● PROMPT
Filter the entries and keep only the lines where the string "coefficient" appears.

● RAW DATA
· · · · · · ·
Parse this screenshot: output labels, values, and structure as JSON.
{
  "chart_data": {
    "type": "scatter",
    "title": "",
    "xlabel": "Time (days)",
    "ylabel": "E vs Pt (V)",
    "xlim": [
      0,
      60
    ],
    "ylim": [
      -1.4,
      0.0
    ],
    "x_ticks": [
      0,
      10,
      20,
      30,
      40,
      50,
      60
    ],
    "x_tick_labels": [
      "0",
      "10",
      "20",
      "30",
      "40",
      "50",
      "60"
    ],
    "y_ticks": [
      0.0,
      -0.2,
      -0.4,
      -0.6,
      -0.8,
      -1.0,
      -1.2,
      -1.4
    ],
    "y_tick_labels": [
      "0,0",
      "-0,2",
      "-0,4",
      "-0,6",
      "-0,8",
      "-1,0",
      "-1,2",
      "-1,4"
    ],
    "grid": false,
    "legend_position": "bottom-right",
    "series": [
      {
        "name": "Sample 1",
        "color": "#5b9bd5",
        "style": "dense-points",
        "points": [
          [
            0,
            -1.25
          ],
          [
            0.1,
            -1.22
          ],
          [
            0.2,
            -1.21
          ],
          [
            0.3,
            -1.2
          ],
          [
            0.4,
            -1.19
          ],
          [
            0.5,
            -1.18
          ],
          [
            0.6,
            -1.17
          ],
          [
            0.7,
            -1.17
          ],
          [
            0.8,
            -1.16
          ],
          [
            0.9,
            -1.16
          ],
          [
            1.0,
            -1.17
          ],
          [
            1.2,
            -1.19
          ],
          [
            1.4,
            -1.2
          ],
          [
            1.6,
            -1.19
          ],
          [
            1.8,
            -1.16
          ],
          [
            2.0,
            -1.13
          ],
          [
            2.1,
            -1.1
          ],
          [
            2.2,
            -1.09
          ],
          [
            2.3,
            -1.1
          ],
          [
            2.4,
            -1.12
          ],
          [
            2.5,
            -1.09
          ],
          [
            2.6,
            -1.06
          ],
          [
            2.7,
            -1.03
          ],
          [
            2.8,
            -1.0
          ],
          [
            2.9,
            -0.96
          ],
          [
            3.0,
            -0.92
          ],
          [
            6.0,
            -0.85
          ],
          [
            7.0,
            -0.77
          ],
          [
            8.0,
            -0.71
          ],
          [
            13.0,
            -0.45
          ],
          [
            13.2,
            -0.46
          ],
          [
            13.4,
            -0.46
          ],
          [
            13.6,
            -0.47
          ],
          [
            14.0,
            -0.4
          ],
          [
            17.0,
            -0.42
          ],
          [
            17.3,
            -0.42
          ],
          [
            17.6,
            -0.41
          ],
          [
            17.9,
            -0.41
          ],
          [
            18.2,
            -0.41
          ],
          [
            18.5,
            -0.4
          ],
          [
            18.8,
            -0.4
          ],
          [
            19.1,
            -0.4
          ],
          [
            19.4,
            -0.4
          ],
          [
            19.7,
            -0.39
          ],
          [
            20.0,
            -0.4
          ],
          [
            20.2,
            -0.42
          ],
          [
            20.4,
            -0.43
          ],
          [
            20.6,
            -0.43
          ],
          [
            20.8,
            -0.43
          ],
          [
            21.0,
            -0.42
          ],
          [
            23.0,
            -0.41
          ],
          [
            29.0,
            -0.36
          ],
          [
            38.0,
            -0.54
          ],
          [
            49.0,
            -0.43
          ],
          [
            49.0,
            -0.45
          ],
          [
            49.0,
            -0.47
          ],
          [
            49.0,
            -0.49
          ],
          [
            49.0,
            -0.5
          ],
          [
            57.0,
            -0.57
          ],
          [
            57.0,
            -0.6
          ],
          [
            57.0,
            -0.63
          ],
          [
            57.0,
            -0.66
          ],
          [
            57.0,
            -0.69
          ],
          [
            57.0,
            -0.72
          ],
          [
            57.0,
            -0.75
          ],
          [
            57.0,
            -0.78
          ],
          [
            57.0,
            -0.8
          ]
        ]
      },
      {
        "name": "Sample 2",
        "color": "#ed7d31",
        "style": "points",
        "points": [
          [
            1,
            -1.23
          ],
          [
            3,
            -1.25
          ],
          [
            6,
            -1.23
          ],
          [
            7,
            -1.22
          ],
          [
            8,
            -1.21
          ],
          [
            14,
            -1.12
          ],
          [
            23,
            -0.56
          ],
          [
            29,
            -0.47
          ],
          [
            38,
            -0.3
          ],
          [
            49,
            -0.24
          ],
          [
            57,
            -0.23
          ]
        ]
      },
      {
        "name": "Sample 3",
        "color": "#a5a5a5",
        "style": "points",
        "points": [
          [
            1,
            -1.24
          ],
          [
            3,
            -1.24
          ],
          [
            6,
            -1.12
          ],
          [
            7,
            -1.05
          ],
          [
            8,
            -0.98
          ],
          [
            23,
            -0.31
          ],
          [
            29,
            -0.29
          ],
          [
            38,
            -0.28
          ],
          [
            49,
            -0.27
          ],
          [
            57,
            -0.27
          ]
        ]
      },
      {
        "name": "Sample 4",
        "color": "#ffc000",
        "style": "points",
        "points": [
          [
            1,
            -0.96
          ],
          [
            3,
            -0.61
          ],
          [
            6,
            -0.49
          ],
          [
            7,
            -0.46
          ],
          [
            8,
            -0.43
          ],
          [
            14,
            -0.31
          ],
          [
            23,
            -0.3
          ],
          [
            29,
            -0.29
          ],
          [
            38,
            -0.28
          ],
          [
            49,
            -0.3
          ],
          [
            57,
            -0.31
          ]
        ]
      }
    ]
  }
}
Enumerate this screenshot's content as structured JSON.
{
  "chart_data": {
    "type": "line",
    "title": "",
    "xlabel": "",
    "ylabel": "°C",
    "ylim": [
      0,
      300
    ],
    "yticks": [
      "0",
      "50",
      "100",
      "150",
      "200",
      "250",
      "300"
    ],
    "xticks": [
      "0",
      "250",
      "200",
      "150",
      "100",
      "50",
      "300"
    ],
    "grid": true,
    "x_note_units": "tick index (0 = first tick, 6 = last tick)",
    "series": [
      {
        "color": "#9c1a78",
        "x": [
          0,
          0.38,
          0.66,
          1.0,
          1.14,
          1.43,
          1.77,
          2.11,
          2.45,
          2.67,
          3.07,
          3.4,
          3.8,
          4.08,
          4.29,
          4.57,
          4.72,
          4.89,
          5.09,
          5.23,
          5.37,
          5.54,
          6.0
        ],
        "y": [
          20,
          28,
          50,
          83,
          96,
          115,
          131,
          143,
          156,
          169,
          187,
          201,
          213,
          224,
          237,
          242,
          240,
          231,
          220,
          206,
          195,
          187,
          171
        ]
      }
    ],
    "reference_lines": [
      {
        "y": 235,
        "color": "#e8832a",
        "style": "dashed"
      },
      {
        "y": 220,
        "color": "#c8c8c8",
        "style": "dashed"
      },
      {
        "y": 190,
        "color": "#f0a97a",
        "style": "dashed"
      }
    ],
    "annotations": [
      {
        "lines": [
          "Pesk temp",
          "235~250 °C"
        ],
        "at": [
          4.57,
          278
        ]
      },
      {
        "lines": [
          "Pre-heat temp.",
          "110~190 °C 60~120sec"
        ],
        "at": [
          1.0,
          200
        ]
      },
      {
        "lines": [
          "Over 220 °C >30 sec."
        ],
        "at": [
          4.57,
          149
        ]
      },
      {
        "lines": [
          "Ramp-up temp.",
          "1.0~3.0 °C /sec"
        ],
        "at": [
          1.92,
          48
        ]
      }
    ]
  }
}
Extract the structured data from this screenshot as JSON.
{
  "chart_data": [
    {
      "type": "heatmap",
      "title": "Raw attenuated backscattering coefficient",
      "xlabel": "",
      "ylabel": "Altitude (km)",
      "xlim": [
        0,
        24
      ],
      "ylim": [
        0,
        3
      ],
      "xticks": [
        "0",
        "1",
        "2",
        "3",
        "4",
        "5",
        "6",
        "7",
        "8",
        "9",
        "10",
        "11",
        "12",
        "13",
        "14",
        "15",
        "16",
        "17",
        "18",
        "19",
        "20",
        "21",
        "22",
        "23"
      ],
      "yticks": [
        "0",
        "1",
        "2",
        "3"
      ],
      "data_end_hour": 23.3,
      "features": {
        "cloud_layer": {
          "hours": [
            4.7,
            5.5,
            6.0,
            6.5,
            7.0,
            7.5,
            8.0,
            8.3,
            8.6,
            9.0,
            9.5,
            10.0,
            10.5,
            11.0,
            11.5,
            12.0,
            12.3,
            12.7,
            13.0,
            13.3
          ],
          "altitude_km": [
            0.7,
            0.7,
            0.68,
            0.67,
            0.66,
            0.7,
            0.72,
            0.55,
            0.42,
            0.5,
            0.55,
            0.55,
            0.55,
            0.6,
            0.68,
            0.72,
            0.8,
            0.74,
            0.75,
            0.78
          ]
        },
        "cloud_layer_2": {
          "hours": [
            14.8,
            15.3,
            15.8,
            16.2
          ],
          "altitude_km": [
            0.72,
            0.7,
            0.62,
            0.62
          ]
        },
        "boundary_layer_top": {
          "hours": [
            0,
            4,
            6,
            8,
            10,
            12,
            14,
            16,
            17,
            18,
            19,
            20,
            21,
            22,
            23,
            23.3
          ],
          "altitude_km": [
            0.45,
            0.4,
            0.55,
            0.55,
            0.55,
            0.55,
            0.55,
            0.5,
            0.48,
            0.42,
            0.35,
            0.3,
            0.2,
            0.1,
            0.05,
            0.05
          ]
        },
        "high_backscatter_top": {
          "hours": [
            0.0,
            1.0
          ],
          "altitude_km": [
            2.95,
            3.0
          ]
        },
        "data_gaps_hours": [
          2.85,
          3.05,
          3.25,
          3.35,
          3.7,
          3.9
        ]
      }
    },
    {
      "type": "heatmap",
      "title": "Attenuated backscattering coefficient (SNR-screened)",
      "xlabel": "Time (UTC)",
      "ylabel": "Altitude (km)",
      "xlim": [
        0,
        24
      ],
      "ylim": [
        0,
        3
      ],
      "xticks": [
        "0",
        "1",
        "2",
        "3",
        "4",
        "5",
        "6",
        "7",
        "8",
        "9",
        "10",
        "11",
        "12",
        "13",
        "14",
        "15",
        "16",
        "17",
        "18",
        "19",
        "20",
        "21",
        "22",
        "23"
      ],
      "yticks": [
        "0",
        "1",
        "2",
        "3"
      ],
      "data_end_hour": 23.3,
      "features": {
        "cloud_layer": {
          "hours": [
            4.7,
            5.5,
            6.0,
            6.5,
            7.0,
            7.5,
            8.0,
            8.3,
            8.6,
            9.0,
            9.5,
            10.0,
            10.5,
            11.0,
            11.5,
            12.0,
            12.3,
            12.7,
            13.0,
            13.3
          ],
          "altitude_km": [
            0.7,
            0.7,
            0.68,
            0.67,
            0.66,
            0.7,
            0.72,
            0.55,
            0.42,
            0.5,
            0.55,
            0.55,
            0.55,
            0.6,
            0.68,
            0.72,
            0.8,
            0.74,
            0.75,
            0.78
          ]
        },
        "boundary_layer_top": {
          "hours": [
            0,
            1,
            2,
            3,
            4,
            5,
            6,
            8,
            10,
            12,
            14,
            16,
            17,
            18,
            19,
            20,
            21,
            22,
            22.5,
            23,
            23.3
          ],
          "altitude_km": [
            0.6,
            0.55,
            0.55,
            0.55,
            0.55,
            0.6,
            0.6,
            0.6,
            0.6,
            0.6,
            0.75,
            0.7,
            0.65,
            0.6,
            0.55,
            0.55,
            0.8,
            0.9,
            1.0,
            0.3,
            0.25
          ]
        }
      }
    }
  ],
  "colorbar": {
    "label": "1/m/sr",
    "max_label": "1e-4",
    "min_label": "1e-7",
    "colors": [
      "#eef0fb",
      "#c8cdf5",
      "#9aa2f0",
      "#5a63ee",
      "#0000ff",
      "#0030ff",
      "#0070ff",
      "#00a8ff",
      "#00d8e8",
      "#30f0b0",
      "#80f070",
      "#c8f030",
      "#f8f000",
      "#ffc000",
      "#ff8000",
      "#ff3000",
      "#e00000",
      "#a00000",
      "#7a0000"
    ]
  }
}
· · · · · · ·
● WRITTEN RESPONSE
      "title": "Raw attenuated backscattering coefficient",
      "title": "Attenuated backscattering coefficient (SNR-screened)",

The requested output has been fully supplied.